▶ [Set task] Search the records below for the word "Schreven". Pull out each line that has it.

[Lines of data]
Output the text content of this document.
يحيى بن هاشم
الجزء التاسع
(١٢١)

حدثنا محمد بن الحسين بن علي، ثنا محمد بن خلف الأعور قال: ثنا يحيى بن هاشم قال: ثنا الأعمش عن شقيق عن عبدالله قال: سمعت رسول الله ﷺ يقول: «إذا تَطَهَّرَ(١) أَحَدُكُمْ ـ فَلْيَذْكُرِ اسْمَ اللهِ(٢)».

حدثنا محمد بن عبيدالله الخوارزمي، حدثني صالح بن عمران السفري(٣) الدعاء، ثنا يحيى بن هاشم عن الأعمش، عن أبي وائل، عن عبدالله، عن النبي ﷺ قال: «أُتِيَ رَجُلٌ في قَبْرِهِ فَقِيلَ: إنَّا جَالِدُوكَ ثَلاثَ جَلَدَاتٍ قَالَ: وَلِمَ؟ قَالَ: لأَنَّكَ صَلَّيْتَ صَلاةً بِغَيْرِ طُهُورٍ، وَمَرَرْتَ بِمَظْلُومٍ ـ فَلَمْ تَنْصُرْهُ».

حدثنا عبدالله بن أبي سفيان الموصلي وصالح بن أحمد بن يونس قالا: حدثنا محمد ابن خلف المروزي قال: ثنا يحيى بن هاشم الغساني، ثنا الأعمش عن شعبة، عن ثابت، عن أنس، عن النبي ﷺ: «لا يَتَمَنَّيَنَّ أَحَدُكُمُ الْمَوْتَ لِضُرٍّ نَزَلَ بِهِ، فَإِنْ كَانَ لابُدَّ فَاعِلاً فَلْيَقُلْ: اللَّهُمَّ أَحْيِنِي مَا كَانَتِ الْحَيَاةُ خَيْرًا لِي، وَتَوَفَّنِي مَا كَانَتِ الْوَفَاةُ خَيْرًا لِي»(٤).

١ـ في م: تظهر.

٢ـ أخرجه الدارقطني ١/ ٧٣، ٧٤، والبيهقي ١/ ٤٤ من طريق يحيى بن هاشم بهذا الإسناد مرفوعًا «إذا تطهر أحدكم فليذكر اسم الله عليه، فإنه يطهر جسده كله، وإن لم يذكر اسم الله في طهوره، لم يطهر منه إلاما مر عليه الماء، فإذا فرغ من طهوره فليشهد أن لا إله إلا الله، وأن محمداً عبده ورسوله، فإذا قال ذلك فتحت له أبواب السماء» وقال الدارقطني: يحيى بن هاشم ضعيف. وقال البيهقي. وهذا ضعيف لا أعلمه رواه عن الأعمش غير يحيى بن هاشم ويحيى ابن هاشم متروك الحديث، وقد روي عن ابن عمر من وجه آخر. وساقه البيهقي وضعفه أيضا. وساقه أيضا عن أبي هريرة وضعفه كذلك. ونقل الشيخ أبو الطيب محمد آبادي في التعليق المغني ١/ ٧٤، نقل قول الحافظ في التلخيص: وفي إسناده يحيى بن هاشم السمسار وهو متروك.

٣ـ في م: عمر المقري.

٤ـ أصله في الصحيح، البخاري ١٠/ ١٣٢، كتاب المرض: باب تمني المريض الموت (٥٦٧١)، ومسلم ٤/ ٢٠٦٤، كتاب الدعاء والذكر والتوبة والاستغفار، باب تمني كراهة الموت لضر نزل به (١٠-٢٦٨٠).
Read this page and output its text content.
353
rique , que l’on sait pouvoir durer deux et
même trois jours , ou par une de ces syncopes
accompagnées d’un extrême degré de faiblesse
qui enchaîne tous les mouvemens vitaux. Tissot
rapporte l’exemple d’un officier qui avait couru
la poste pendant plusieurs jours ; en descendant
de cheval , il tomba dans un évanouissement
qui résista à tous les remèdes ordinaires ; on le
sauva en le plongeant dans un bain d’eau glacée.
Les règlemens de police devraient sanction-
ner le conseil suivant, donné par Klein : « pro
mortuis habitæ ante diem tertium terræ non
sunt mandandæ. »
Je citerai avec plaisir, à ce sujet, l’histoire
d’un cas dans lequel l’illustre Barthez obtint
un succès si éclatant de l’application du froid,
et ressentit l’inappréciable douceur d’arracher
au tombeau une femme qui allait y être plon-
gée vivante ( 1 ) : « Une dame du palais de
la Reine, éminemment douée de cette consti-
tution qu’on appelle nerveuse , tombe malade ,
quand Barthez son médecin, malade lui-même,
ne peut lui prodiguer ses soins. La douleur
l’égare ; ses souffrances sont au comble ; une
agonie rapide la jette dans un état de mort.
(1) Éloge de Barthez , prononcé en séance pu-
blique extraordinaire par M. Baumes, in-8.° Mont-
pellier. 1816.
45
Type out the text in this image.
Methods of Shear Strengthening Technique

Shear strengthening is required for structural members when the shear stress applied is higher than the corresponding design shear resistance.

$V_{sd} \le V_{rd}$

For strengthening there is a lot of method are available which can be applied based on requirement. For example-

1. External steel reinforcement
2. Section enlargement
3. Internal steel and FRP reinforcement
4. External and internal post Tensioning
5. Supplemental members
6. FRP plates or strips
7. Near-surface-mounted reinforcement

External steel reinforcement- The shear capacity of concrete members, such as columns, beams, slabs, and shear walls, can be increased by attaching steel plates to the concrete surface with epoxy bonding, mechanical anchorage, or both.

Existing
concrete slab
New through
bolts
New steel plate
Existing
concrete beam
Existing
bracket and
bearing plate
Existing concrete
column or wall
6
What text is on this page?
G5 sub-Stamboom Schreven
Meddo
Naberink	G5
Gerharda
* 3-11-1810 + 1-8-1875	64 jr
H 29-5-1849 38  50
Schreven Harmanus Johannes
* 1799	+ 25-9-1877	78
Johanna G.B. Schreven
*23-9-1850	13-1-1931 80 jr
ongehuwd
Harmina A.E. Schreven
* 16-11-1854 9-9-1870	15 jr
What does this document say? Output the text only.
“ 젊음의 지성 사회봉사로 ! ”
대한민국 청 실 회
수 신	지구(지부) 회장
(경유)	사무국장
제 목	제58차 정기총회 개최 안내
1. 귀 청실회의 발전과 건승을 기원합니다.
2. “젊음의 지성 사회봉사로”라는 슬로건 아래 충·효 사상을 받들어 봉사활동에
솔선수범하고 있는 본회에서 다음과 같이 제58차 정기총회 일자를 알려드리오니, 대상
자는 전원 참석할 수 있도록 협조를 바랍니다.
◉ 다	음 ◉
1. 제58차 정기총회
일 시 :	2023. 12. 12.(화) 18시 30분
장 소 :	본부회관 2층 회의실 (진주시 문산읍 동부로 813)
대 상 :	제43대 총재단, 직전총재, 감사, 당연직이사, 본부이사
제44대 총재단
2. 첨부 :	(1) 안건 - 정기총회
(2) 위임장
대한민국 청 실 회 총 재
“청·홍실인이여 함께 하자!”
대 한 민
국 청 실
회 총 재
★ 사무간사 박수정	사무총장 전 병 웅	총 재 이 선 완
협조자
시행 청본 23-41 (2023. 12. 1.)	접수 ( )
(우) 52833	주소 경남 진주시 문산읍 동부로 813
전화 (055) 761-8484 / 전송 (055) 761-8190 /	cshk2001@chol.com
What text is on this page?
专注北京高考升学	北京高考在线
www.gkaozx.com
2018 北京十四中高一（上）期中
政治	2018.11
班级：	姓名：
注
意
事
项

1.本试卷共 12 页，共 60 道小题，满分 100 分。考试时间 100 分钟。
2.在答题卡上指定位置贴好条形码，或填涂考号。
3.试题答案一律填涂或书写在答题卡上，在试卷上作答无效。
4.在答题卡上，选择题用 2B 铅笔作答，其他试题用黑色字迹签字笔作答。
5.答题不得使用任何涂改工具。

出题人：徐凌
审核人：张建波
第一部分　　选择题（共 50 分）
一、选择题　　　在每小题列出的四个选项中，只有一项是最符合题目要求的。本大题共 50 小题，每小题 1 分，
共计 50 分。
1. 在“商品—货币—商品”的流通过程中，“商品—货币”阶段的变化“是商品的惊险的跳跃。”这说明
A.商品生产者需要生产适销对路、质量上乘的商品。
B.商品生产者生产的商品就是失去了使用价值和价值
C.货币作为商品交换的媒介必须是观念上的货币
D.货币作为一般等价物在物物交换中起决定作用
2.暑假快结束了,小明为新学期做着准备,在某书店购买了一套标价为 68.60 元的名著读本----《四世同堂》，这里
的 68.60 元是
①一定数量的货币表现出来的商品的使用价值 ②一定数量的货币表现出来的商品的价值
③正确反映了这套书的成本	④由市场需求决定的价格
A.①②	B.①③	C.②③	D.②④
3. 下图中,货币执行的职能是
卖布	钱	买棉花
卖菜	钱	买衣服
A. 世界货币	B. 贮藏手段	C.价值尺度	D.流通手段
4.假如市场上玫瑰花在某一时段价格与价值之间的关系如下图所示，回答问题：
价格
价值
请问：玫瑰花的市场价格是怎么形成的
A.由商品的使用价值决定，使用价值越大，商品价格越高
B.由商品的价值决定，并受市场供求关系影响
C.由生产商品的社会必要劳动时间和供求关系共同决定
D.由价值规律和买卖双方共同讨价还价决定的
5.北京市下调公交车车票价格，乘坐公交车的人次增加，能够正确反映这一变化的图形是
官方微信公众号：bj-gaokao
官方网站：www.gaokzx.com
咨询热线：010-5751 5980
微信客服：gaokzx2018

▶ [Solved problem]
G5 sub-Stamboom Schreven
Schreven Harmanus Johannes
Johanna G.B. Schreven
Harmina A.E. Schreven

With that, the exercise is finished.